- [Exercise goal]: Copy out every line of the material below without changing anything, and leave out the pictures.

- [Records shown]:
• • • • •

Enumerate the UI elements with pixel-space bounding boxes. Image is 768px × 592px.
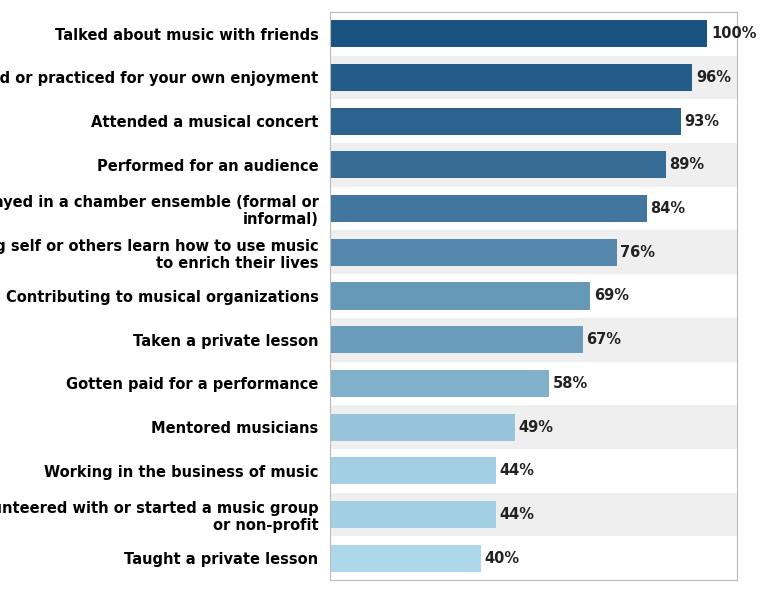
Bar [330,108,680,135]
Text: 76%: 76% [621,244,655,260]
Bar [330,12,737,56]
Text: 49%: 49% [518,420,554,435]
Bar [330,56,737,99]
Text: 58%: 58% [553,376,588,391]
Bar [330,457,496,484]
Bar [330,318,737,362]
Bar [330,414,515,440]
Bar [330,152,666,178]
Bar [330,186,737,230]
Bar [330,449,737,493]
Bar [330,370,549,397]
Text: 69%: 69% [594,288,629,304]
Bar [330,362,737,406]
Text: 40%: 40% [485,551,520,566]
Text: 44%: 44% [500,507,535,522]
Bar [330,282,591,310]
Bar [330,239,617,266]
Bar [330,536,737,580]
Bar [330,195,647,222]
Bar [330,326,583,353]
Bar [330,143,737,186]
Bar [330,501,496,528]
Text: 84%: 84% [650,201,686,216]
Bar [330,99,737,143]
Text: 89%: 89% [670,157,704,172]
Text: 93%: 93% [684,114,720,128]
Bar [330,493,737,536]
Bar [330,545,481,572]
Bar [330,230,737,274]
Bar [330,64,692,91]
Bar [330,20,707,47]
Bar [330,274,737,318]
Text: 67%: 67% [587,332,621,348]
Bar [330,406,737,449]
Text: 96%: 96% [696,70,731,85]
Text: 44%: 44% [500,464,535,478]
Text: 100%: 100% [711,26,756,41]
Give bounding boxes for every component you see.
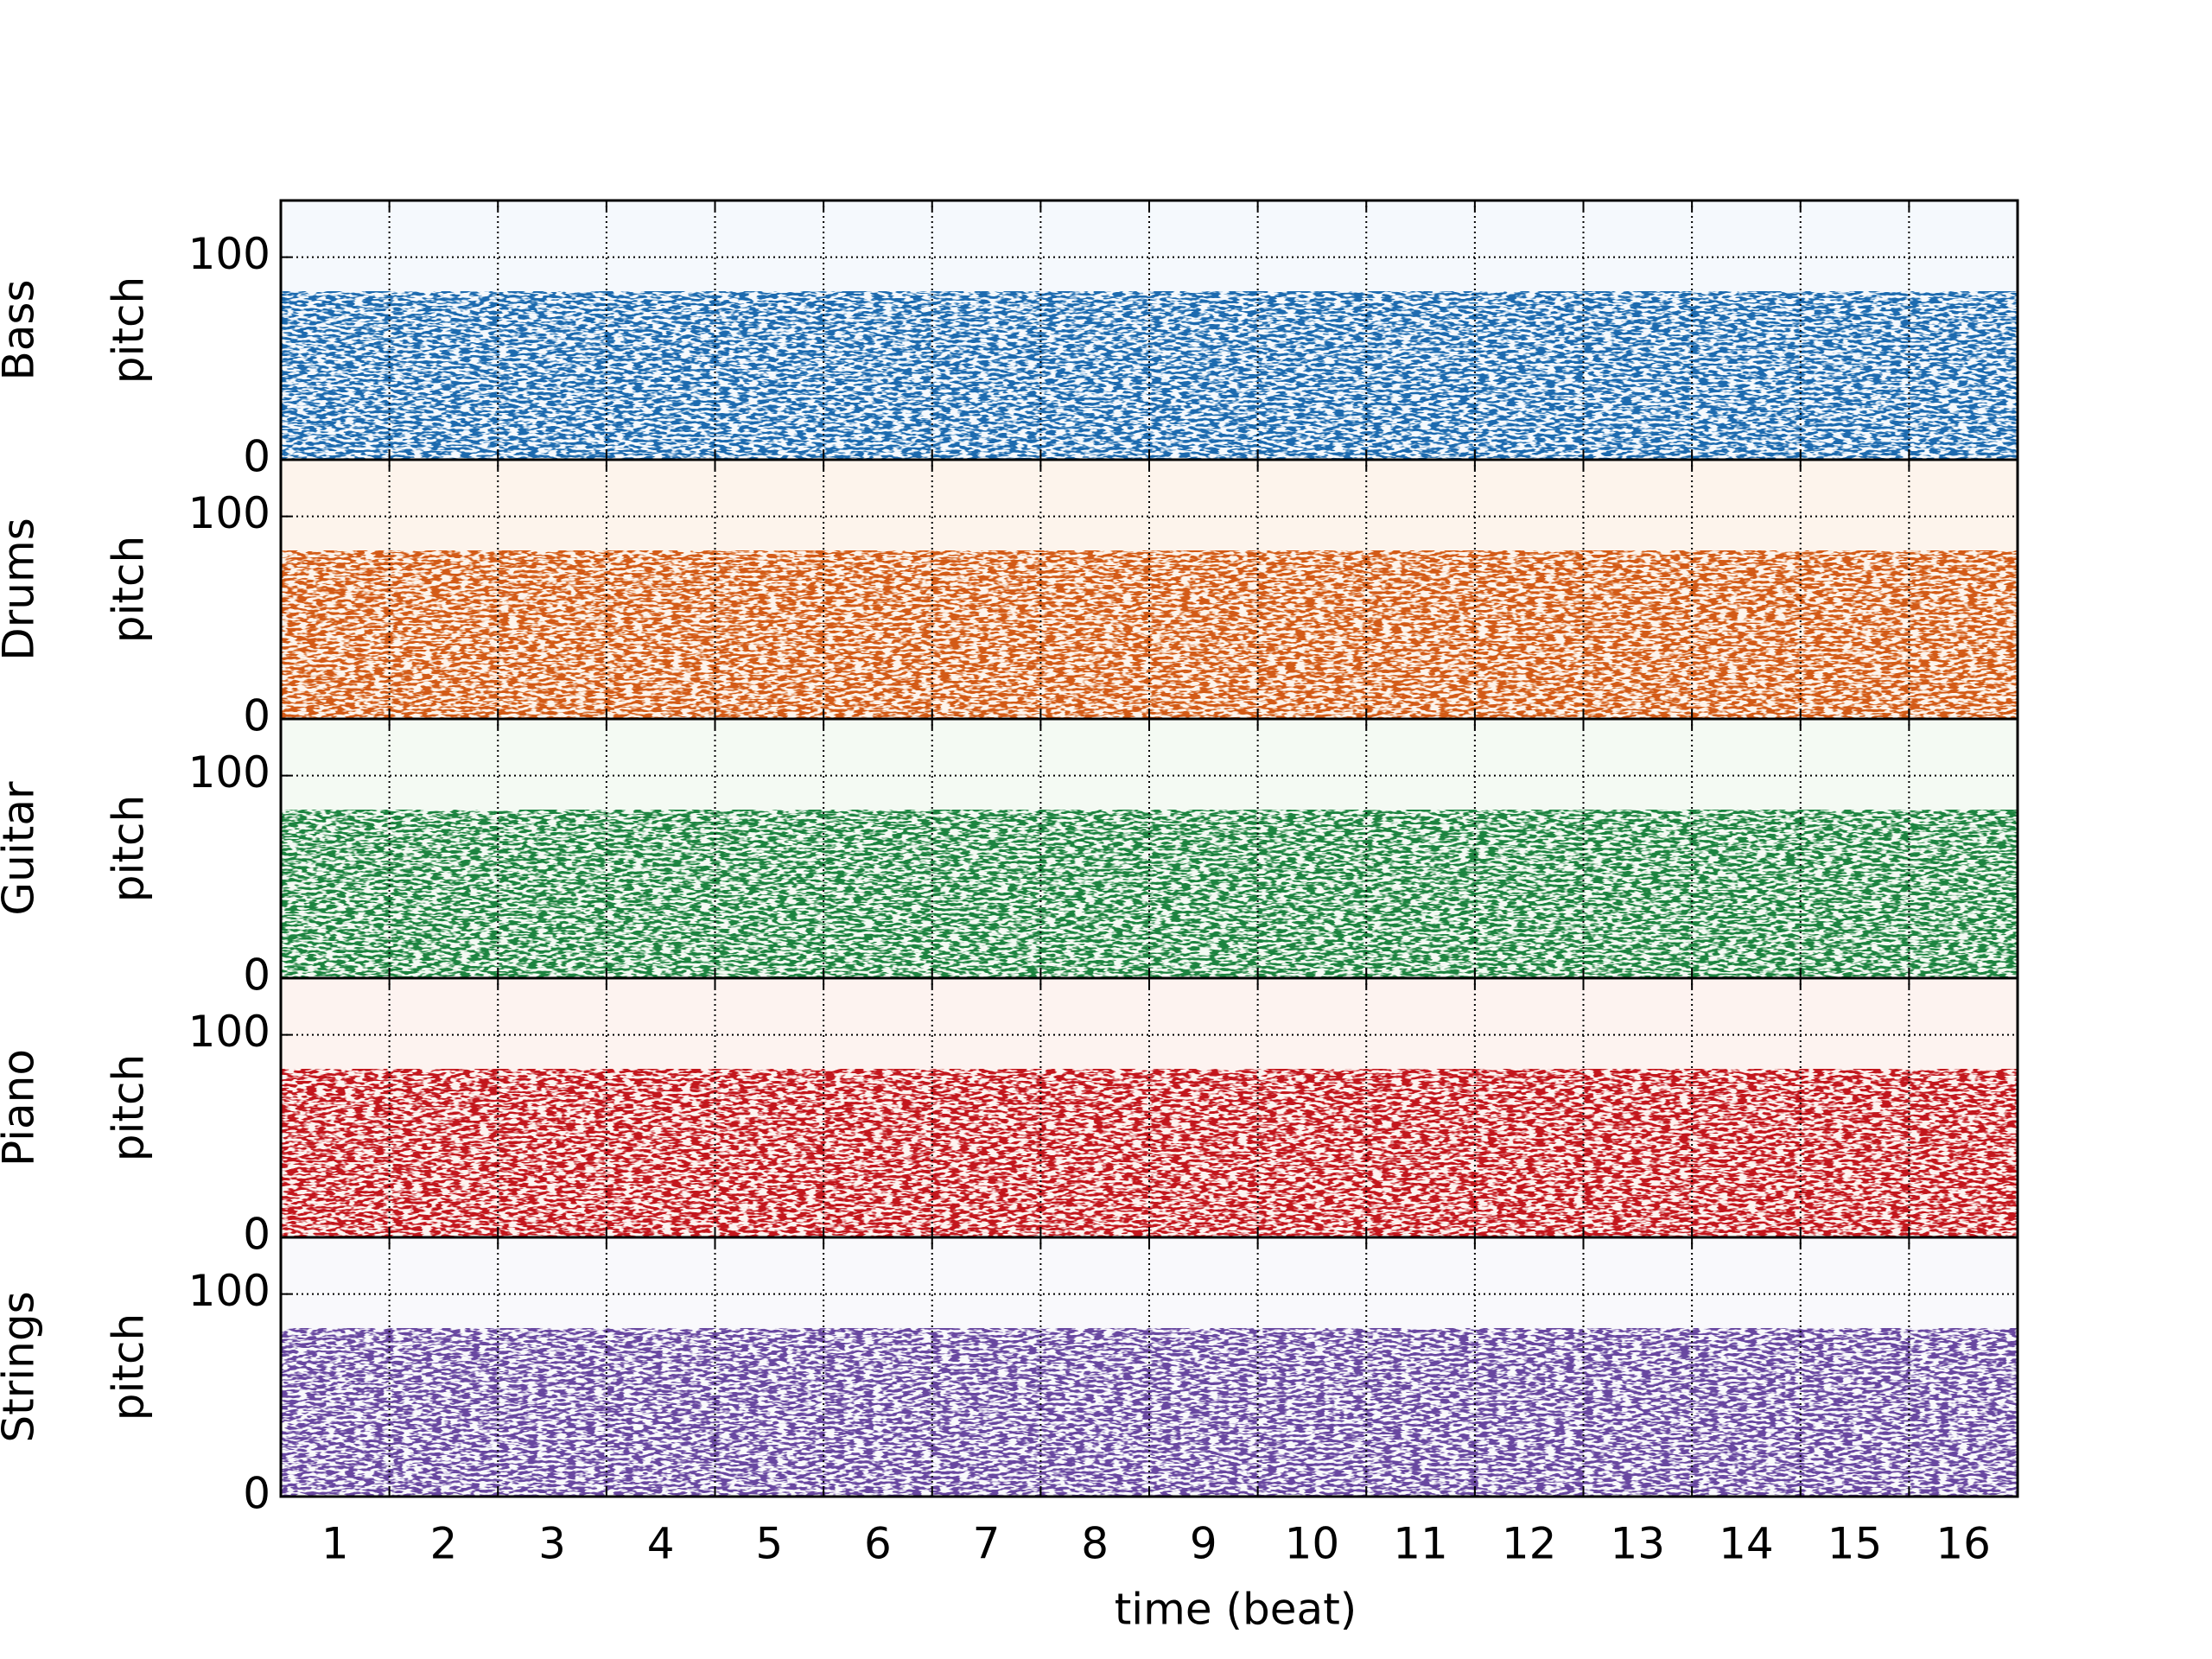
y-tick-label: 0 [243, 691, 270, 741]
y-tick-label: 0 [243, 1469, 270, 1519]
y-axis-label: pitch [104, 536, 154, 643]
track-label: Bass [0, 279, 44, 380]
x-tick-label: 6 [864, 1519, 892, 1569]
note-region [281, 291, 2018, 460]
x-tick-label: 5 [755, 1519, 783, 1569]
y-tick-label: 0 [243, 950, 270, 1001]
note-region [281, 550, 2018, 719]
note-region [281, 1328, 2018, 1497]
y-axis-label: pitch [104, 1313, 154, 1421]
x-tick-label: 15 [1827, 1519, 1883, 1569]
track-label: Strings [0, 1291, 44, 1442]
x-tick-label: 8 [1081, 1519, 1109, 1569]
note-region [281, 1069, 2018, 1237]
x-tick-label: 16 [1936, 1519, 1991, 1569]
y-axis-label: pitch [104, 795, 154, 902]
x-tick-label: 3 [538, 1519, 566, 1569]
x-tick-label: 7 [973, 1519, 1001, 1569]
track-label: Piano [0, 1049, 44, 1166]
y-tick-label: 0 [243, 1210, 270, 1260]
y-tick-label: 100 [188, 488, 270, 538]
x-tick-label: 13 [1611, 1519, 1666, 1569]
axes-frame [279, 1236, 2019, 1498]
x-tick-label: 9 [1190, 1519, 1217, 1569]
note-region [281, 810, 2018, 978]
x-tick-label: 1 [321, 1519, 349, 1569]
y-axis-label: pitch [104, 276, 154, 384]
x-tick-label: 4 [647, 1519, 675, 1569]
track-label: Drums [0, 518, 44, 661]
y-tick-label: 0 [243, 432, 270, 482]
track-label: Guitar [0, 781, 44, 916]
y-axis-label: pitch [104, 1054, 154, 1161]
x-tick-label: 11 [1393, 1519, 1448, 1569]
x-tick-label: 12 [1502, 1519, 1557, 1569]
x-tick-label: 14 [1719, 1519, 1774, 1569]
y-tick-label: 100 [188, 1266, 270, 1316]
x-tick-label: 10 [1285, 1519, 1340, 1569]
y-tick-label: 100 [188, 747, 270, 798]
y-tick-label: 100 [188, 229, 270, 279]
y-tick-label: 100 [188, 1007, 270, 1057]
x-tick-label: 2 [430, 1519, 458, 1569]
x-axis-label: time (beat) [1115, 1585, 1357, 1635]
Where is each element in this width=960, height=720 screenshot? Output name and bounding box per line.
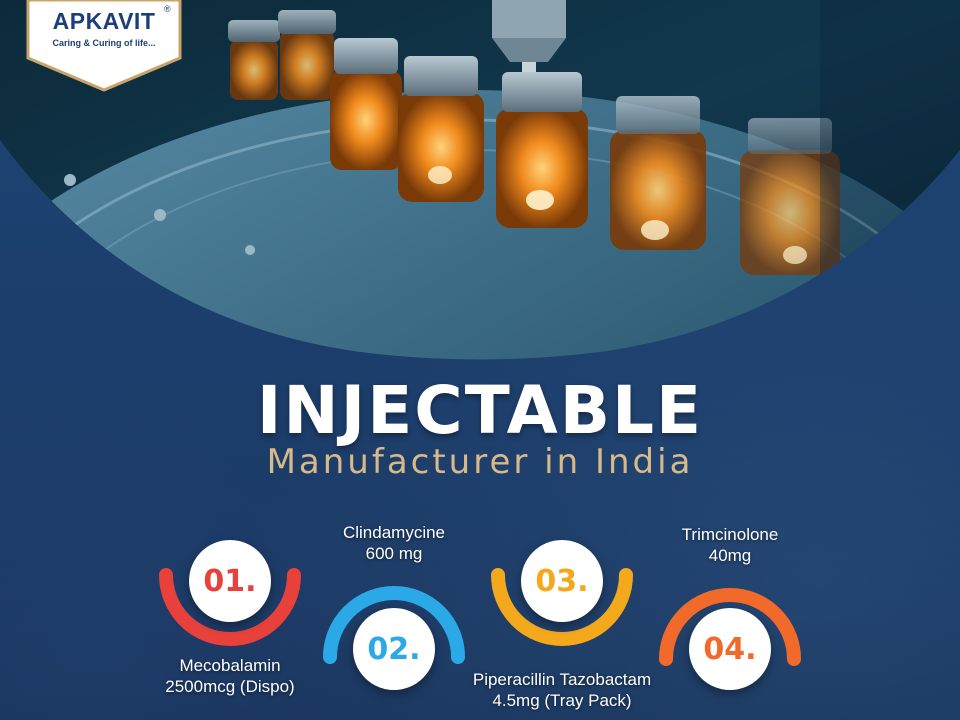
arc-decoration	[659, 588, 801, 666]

• • • • •

- [The result]:
Enumerate the UI elements with pixel-space bounding boxes. Image is 768px × 592px.
Bar [330,108,680,135]
Text: 76%: 76% [621,244,655,260]
Bar [330,12,737,56]
Text: 49%: 49% [518,420,554,435]
Bar [330,56,737,99]
Text: 58%: 58% [553,376,588,391]
Bar [330,457,496,484]
Bar [330,318,737,362]
Bar [330,414,515,440]
Bar [330,152,666,178]
Bar [330,186,737,230]
Bar [330,449,737,493]
Bar [330,370,549,397]
Text: 69%: 69% [594,288,629,304]
Bar [330,362,737,406]
Text: 40%: 40% [485,551,520,566]
Text: 44%: 44% [500,507,535,522]
Bar [330,282,591,310]
Bar [330,239,617,266]
Bar [330,536,737,580]
Bar [330,195,647,222]
Bar [330,326,583,353]
Bar [330,143,737,186]
Bar [330,501,496,528]
Text: 84%: 84% [650,201,686,216]
Bar [330,99,737,143]
Text: 89%: 89% [670,157,704,172]
Text: 93%: 93% [684,114,720,128]
Bar [330,493,737,536]
Bar [330,545,481,572]
Bar [330,230,737,274]
Bar [330,64,692,91]
Bar [330,20,707,47]
Bar [330,274,737,318]
Text: 67%: 67% [587,332,621,348]
Bar [330,406,737,449]
Text: 96%: 96% [696,70,731,85]
Text: 44%: 44% [500,464,535,478]
Text: 100%: 100% [711,26,756,41]
Give bounding boxes for every component you see.
y-tick-label: 0 [243, 691, 270, 741]
y-tick-label: 0 [243, 1469, 270, 1519]
y-axis-label: pitch [104, 536, 154, 643]
track-label: Bass [0, 279, 44, 380]
x-tick-label: 6 [864, 1519, 892, 1569]
note-region [281, 291, 2018, 460]
x-tick-label: 5 [755, 1519, 783, 1569]
y-tick-label: 0 [243, 950, 270, 1001]
note-region [281, 550, 2018, 719]
note-region [281, 1328, 2018, 1497]
y-axis-label: pitch [104, 1313, 154, 1421]
x-tick-label: 15 [1827, 1519, 1883, 1569]
track-label: Strings [0, 1291, 44, 1442]
x-tick-label: 8 [1081, 1519, 1109, 1569]
note-region [281, 1069, 2018, 1237]
x-tick-label: 16 [1936, 1519, 1991, 1569]
y-axis-label: pitch [104, 795, 154, 902]
x-tick-label: 3 [538, 1519, 566, 1569]
x-tick-label: 7 [973, 1519, 1001, 1569]
track-label: Piano [0, 1049, 44, 1166]
y-tick-label: 0 [243, 1210, 270, 1260]
y-tick-label: 100 [188, 488, 270, 538]
x-tick-label: 13 [1611, 1519, 1666, 1569]
axes-frame [279, 1236, 2019, 1498]
x-tick-label: 9 [1190, 1519, 1217, 1569]
note-region [281, 810, 2018, 978]
x-tick-label: 1 [321, 1519, 349, 1569]
y-axis-label: pitch [104, 276, 154, 384]
x-tick-label: 4 [647, 1519, 675, 1569]
track-label: Drums [0, 518, 44, 661]
y-tick-label: 0 [243, 432, 270, 482]
track-label: Guitar [0, 781, 44, 916]
y-axis-label: pitch [104, 1054, 154, 1161]
x-tick-label: 11 [1393, 1519, 1448, 1569]
x-tick-label: 12 [1502, 1519, 1557, 1569]
x-tick-label: 14 [1719, 1519, 1774, 1569]
y-tick-label: 100 [188, 1266, 270, 1316]
x-tick-label: 10 [1285, 1519, 1340, 1569]
y-tick-label: 100 [188, 747, 270, 798]
y-tick-label: 100 [188, 229, 270, 279]
y-tick-label: 100 [188, 1007, 270, 1057]
x-tick-label: 2 [430, 1519, 458, 1569]
x-axis-label: time (beat) [1115, 1585, 1357, 1635]
Where is each element in this width=960, height=720 screenshot? Output name and bounding box per line.
arc-decoration	[659, 588, 801, 666]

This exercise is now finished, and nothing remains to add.